(Exercise objective) Without the pictures, print each of the records below exactly as it appears.

(Supplied records)
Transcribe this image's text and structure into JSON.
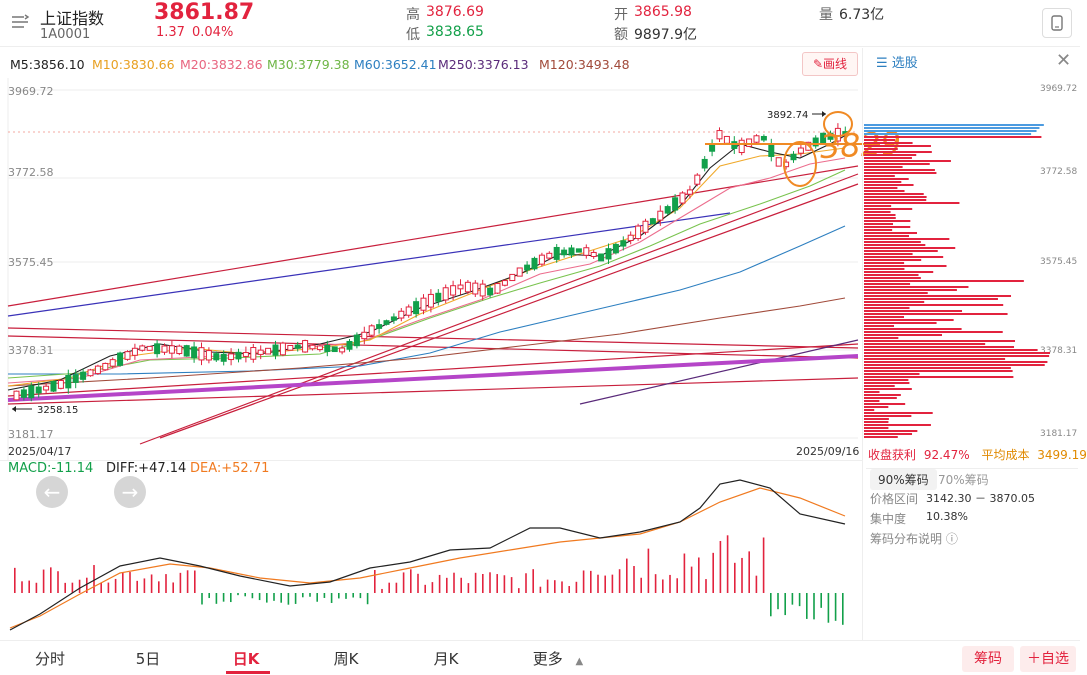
{
  "header": {
    "menu_icon": "list-menu-icon",
    "name": "上证指数",
    "code": "1A0001",
    "price": "3861.87",
    "change": "1.37",
    "change_pct": "0.04%",
    "high_label": "高",
    "high": "3876.69",
    "low_label": "低",
    "low": "3838.65",
    "open_label": "开",
    "open": "3865.98",
    "amount_label": "额",
    "amount": "9897.9亿",
    "volume_label": "量",
    "volume": "6.73亿",
    "device_icon": "phone-landscape-icon"
  },
  "ma_bar": {
    "m5": "M5:3856.10",
    "m10": "M10:3830.66",
    "m20": "M20:3832.86",
    "m30": "M30:3779.38",
    "m60": "M60:3652.41",
    "m250": "M250:3376.13",
    "m120": "M120:3493.48",
    "draw_label": "画线",
    "draw_icon": "pencil-icon"
  },
  "chart": {
    "y_ticks": [
      "3969.72",
      "3772.58",
      "3575.45",
      "3378.31",
      "3181.17"
    ],
    "start_date": "2025/04/17",
    "end_date": "2025/09/16",
    "high_marker": "3892.74",
    "low_marker": "3258.15",
    "annotation": "3829",
    "colors": {
      "up": "#e2233e",
      "down": "#12a04a",
      "ma5": "#222222",
      "ma10": "#f0a92a",
      "ma20": "#ec6d8d",
      "ma30": "#79c34e",
      "ma60": "#2d7fc0",
      "ma250": "#5a2a7a",
      "ma120": "#a14a3a",
      "annot": "#f08a24"
    }
  },
  "chip": {
    "select_label": "选股",
    "select_icon": "stock-filter-icon",
    "close_icon": "close-icon",
    "y_ticks": [
      "3969.72",
      "3772.58",
      "3575.45",
      "3378.31",
      "3181.17"
    ],
    "profit_label": "收盘获利",
    "profit": "92.47%",
    "avg_cost_label": "平均成本",
    "avg_cost": "3499.19",
    "tab_90": "90%筹码",
    "tab_70": "70%筹码",
    "range_label": "价格区间",
    "range": "3142.30 － 3870.05",
    "conc_label": "集中度",
    "conc": "10.38%",
    "explain_label": "筹码分布说明",
    "explain_icon": "question-circle-icon"
  },
  "macd": {
    "macd": "MACD:-11.14",
    "diff": "DIFF:+47.14",
    "dea": "DEA:+52.71",
    "prev_icon": "arrow-left-icon",
    "next_icon": "arrow-right-icon"
  },
  "bottom": {
    "tabs": [
      "分时",
      "5日",
      "日K",
      "周K",
      "月K",
      "更多"
    ],
    "active": "日K",
    "more_icon": "triangle-up-icon",
    "chip_btn": "筹码",
    "watch_btn": "＋自选"
  }
}
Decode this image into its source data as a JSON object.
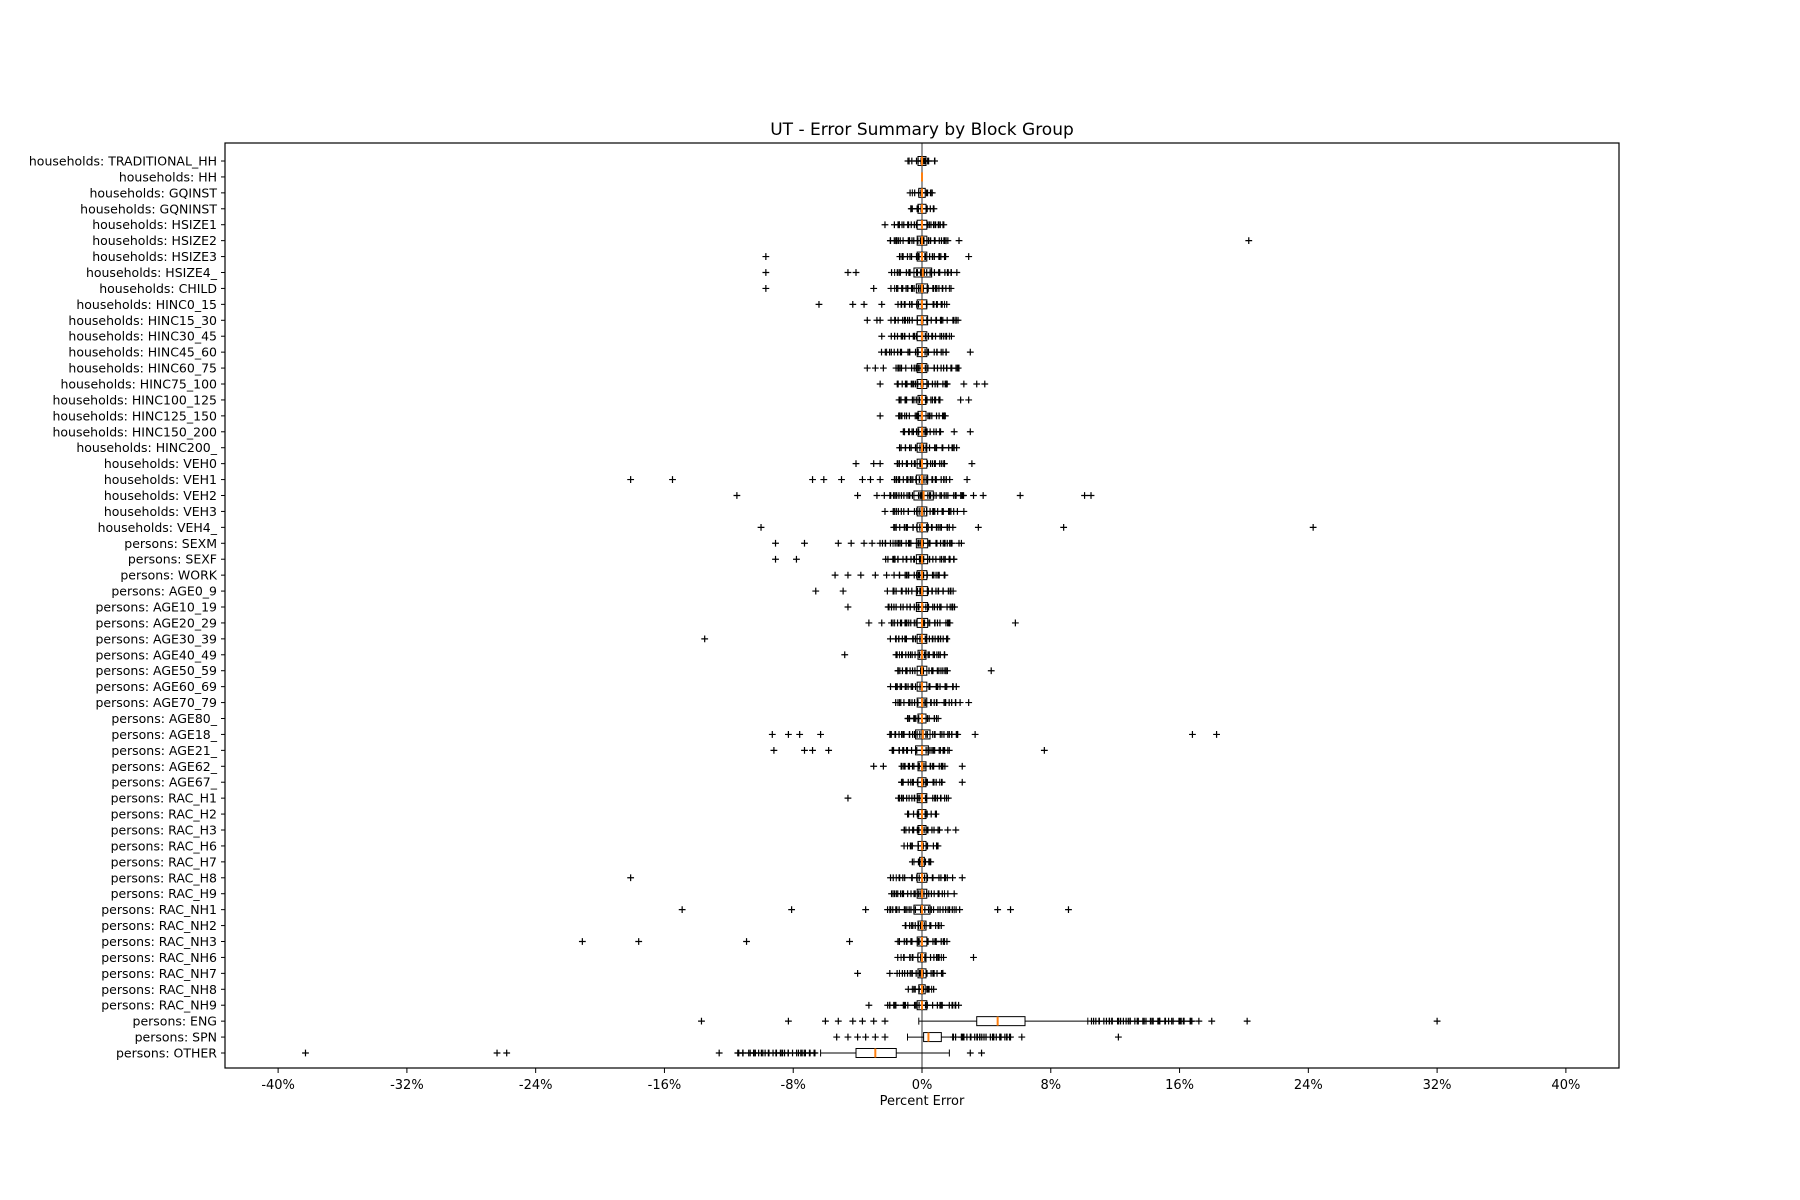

(Task response)
Transcribe this image's text and structure into JSON.
{
  "header": {
    "menu_icon": "list-menu-icon",
    "name": "上证指数",
    "code": "1A0001",
    "price": "3861.87",
    "change": "1.37",
    "change_pct": "0.04%",
    "high_label": "高",
    "high": "3876.69",
    "low_label": "低",
    "low": "3838.65",
    "open_label": "开",
    "open": "3865.98",
    "amount_label": "额",
    "amount": "9897.9亿",
    "volume_label": "量",
    "volume": "6.73亿",
    "device_icon": "phone-landscape-icon"
  },
  "ma_bar": {
    "m5": "M5:3856.10",
    "m10": "M10:3830.66",
    "m20": "M20:3832.86",
    "m30": "M30:3779.38",
    "m60": "M60:3652.41",
    "m250": "M250:3376.13",
    "m120": "M120:3493.48",
    "draw_label": "画线",
    "draw_icon": "pencil-icon"
  },
  "chart": {
    "y_ticks": [
      "3969.72",
      "3772.58",
      "3575.45",
      "3378.31",
      "3181.17"
    ],
    "start_date": "2025/04/17",
    "end_date": "2025/09/16",
    "high_marker": "3892.74",
    "low_marker": "3258.15",
    "annotation": "3829",
    "colors": {
      "up": "#e2233e",
      "down": "#12a04a",
      "ma5": "#222222",
      "ma10": "#f0a92a",
      "ma20": "#ec6d8d",
      "ma30": "#79c34e",
      "ma60": "#2d7fc0",
      "ma250": "#5a2a7a",
      "ma120": "#a14a3a",
      "annot": "#f08a24"
    }
  },
  "chip": {
    "select_label": "选股",
    "select_icon": "stock-filter-icon",
    "close_icon": "close-icon",
    "y_ticks": [
      "3969.72",
      "3772.58",
      "3575.45",
      "3378.31",
      "3181.17"
    ],
    "profit_label": "收盘获利",
    "profit": "92.47%",
    "avg_cost_label": "平均成本",
    "avg_cost": "3499.19",
    "tab_90": "90%筹码",
    "tab_70": "70%筹码",
    "range_label": "价格区间",
    "range": "3142.30 － 3870.05",
    "conc_label": "集中度",
    "conc": "10.38%",
    "explain_label": "筹码分布说明",
    "explain_icon": "question-circle-icon"
  },
  "macd": {
    "macd": "MACD:-11.14",
    "diff": "DIFF:+47.14",
    "dea": "DEA:+52.71",
    "prev_icon": "arrow-left-icon",
    "next_icon": "arrow-right-icon"
  },
  "bottom": {
    "tabs": [
      "分时",
      "5日",
      "日K",
      "周K",
      "月K",
      "更多"
    ],
    "active": "日K",
    "more_icon": "triangle-up-icon",
    "chip_btn": "筹码",
    "watch_btn": "＋自选"
  }
}
Decode this image into its source data as a JSON object.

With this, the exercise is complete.